_Directions:_ Check each statement against the patent claims below and answer yes or no, quoting the words from the patent claims that decide it. (a) Under claim 7, configuring the communication server proxy connections involves requesting a proxy auto-configuration (PAC) file from a PAC server. (b) Under claim 5, when credentials for the challenging proxy server are not stored, they are requested from that forward proxy server. (c) Under claim 8, two or more of the second plurality of requests are sent to a forward proxy server over separate HTTP channels.

# Start of Source document

2. The method of claim 1, wherein caching one or more responses to
the first plurality of requests received from the plurality of
client applications comprises: determining that one of the first
plurality of requests is a request for a resource stored in a
server cache; and responding to the request with the stored
resource.
3. The method of claim 1, wherein mapping one or more of the second
plurality of requests received from the plurality of client
applications to one or more forward proxy servers comprises:
determining from a destination uniform resource locator (URL) of
one of the second plurality of requests an address of a
corresponding forward proxy server according to mapping information
in a configuration file of the communication server; and adding the
address of the corresponding forward proxy server to the
request.
4. The method of claim 1, wherein obtaining responses to one or
more authentication challenges received from the one or more
forward proxy servers in response to one or more of the second
plurality of requests comprises: determining that credentials for
the proxy server sending an authentication challenge in response to
one of the second plurality of requests are stored in the
communication server; and adding the stored credentials to the
request.
5. The method of claim 4, wherein obtaining responses to one or
more authentication challenges received from the one or more
forward proxy servers in response to one or more of the second
plurality of requests further comprises: determining that
credentials for the proxy server sending the authentication
challenge in response to the request are not stored in the
communication server; requesting credentials from the client
application that sent the request; and storing credentials received
from the client application.
6. The method of claim 1, further comprising: obtaining in the
communication server configuration information; and configuring the
communication server proxy connections according to the
communication information.
7. The method of claim 6, wherein configuring the communication
server proxy connections according to the communication information
comprises: requesting a proxy auto-configuration (PAC) file from a
PAC server; and configuring the communication server proxy
connections according to the PAC file.
8. A data processing system comprising: a processor; and accessible
memory, wherein the data processing system is particularly
configured to cache one or more responses to a first plurality of
requests received from a plurality of client applications; map one
or more of a second plurality of requests received from the
plurality of client applications to one or more forward proxy
servers; send two or more of the second plurality of requests to
one of the one or more forward proxy servers via a single HTTP
channel; and obtain responses to one or more authentication
challenges received from the one or more forward proxy servers in
response to one or more of the second plurality of requests.
9. The data processing system of claim 8, wherein the data
processing system is further configured to cache one or more
responses to a first plurality of requests received from a
plurality of client applications by: determining that one of the
first plurality of requests is a request for a resource stored in a
server cache; and responding to the request with the stored
resource.
10. The data processing system of claim 8, wherein the data
processing system is further configured to map one or more of the
second plurality of requests received from the plurality of client
applications to one or more forward proxy servers by: determining
from a destination uniform resource locator (URL) of one of the
second plurality of requests an address of a corresponding forward
proxy server according to mapping information in a configuration
file of the communication server; and adding the address of the
corresponding forward proxy server to the request.

# End of Source document
# Start of Listed entries

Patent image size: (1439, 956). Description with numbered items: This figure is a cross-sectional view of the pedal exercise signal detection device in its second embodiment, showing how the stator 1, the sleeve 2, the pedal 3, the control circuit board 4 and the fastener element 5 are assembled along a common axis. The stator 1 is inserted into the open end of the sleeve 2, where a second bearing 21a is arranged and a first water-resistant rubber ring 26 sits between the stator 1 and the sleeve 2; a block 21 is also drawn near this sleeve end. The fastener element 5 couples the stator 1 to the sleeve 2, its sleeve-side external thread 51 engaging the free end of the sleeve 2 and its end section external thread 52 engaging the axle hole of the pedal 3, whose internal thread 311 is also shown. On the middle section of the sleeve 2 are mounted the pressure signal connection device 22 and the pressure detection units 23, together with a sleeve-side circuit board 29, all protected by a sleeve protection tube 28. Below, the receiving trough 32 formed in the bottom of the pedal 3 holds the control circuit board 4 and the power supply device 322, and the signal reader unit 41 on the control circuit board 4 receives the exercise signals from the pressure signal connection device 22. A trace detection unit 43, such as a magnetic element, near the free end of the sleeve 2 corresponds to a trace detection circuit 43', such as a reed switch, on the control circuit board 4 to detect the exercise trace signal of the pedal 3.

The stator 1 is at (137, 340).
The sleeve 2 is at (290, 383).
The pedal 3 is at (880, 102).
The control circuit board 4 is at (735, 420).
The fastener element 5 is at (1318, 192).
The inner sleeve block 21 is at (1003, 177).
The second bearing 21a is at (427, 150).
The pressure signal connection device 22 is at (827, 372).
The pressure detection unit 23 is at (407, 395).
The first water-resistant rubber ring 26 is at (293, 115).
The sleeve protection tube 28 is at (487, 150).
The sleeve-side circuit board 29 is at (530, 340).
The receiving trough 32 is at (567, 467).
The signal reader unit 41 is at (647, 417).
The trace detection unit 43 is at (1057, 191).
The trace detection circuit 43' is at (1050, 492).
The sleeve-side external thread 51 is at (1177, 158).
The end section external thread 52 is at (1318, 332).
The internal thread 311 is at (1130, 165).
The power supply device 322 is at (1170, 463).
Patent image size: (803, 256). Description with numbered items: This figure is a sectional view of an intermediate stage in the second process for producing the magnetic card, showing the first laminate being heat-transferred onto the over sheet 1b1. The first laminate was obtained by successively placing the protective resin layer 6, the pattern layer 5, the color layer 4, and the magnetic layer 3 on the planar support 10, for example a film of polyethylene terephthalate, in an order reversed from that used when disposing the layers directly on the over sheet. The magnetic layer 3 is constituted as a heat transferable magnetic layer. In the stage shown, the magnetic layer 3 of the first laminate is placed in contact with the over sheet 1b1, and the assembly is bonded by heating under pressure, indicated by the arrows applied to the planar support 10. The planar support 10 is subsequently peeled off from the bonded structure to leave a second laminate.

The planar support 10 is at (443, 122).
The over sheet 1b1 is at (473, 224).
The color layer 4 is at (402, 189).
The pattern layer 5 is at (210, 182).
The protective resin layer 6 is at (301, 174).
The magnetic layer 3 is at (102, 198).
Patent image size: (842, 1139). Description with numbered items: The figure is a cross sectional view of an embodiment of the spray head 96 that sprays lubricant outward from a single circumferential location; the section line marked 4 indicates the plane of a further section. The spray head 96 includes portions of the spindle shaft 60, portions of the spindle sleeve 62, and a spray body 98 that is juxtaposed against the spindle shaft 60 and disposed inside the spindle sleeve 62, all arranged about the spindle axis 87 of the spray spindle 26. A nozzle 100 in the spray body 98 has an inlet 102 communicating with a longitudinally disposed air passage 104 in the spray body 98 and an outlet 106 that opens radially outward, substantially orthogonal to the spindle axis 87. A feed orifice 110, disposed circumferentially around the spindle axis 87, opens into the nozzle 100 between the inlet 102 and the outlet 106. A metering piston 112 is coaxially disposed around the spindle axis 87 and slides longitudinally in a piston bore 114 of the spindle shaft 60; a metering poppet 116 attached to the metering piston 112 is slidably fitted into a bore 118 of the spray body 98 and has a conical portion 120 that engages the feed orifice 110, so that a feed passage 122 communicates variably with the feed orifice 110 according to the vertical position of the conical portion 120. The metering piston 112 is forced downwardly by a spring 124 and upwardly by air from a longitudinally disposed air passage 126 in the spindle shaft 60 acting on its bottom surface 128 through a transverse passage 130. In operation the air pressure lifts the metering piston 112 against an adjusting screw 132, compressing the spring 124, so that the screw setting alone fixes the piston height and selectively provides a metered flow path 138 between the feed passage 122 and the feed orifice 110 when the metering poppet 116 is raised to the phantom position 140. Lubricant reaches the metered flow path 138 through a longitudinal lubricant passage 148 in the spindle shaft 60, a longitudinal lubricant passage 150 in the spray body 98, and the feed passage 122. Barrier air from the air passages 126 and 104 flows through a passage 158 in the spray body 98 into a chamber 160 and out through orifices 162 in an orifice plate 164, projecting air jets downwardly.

# End of Listed entries

_Response for this exercise:_
(a) Yes: "requesting a proxy auto-configuration (PAC) file from a PAC server"
(b) No: "requesting credentials from the client application that sent the request"
(c) No: "send two or more of the second plurality of requests to one of the one or more forward proxy servers via a single HTTP channel"